**Exercise directions**
Reproduce the material word for word; the images stay out.

[Extracted data entries]

————

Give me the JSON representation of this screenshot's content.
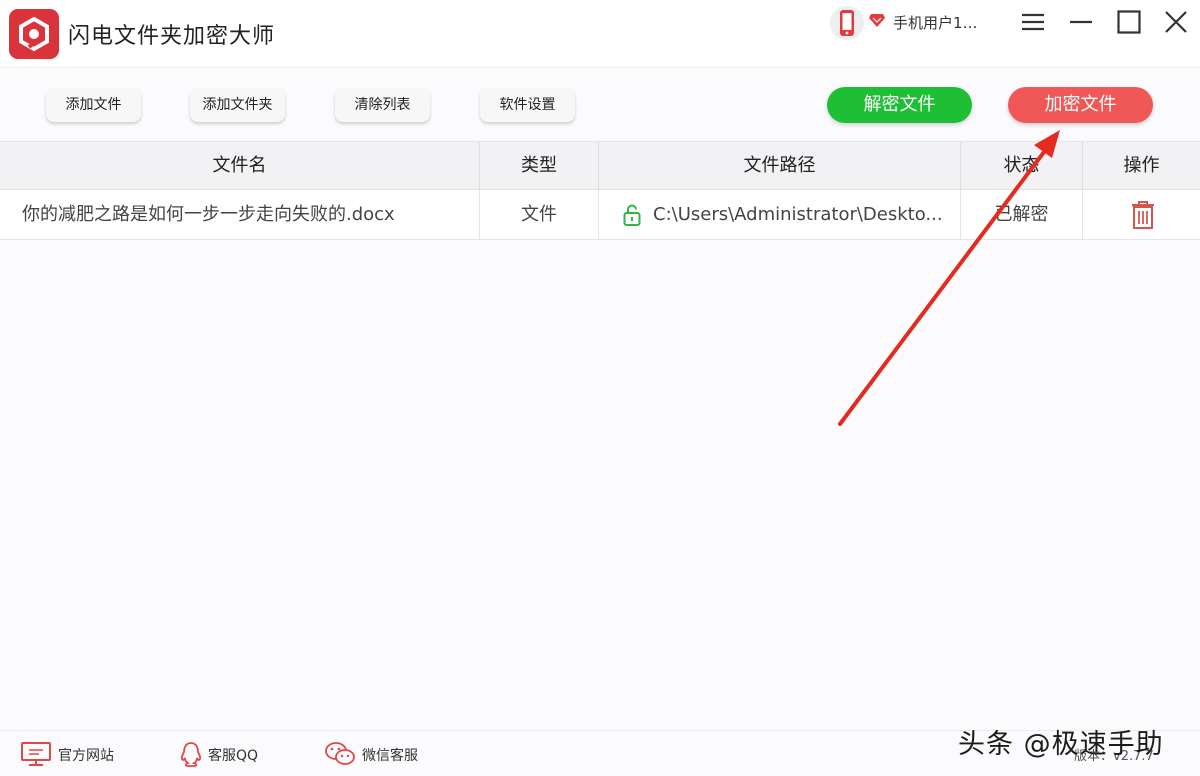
{
  "app": {
    "title": "闪电文件夹加密大师",
    "user_name": "手机用户1…"
  },
  "toolbar": {
    "add_file": "添加文件",
    "add_folder": "添加文件夹",
    "clear_list": "清除列表",
    "settings": "软件设置",
    "decrypt": "解密文件",
    "encrypt": "加密文件"
  },
  "colors": {
    "decrypt_green": "#1fbf35",
    "encrypt_red": "#f05858",
    "logo_red": "#d9333b",
    "unlock_green": "#36b24a",
    "trash_red": "#d2574e",
    "arrow_red": "#e52b20"
  },
  "table": {
    "columns": [
      "文件名",
      "类型",
      "文件路径",
      "状态",
      "操作"
    ],
    "rows": [
      {
        "name": "你的减肥之路是如何一步一步走向失败的.docx",
        "type": "文件",
        "path": "C:\\Users\\Administrator\\Deskto...",
        "status": "已解密",
        "icons": [
          "unlock-icon",
          "trash-icon"
        ]
      }
    ]
  },
  "footer": {
    "website": "官方网站",
    "qq": "客服QQ",
    "wechat": "微信客服",
    "version": "版本：v2.7.7"
  },
  "watermark": "头条 @极速手助"
}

————

**Full solution**
Give me the JSON representation of this screenshot's content.
{
  "app": {
    "title": "闪电文件夹加密大师",
    "user_name": "手机用户1…"
  },
  "toolbar": {
    "add_file": "添加文件",
    "add_folder": "添加文件夹",
    "clear_list": "清除列表",
    "settings": "软件设置",
    "decrypt": "解密文件",
    "encrypt": "加密文件"
  },
  "colors": {
    "decrypt_green": "#1fbf35",
    "encrypt_red": "#f05858",
    "logo_red": "#d9333b",
    "unlock_green": "#36b24a",
    "trash_red": "#d2574e",
    "arrow_red": "#e52b20"
  },
  "table": {
    "columns": [
      "文件名",
      "类型",
      "文件路径",
      "状态",
      "操作"
    ],
    "rows": [
      {
        "name": "你的减肥之路是如何一步一步走向失败的.docx",
        "type": "文件",
        "path": "C:\\Users\\Administrator\\Deskto...",
        "status": "已解密",
        "icons": [
          "unlock-icon",
          "trash-icon"
        ]
      }
    ]
  },
  "footer": {
    "website": "官方网站",
    "qq": "客服QQ",
    "wechat": "微信客服",
    "version": "版本：v2.7.7"
  },
  "watermark": "头条 @极速手助"
}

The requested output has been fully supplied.